### Short problem:
Restate the records in their entirety, word for word.

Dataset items
▬▬▬

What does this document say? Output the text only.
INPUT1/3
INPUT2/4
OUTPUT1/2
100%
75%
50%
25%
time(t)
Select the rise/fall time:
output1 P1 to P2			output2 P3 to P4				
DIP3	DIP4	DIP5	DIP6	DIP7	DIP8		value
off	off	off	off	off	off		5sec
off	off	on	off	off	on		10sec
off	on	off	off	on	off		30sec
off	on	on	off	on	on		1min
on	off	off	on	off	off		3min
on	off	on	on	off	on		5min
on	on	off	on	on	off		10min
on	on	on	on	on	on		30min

▬▬▬

### Written answer:
What does this document say? Output the text only.
INPUT1/3
INPUT2/4
OUTPUT1/2
100%
75%
50%
25%
time(t)
Select the rise/fall time:
output1 P1 to P2			output2 P3 to P4				
DIP3	DIP4	DIP5	DIP6	DIP7	DIP8		value
off	off	off	off	off	off		5sec
off	off	on	off	off	on		10sec
off	on	off	off	on	off		30sec
off	on	on	off	on	on		1min
on	off	off	on	off	off		3min
on	off	on	on	off	on		5min
on	on	off	on	on	off		10min
on	on	on	on	on	on		30min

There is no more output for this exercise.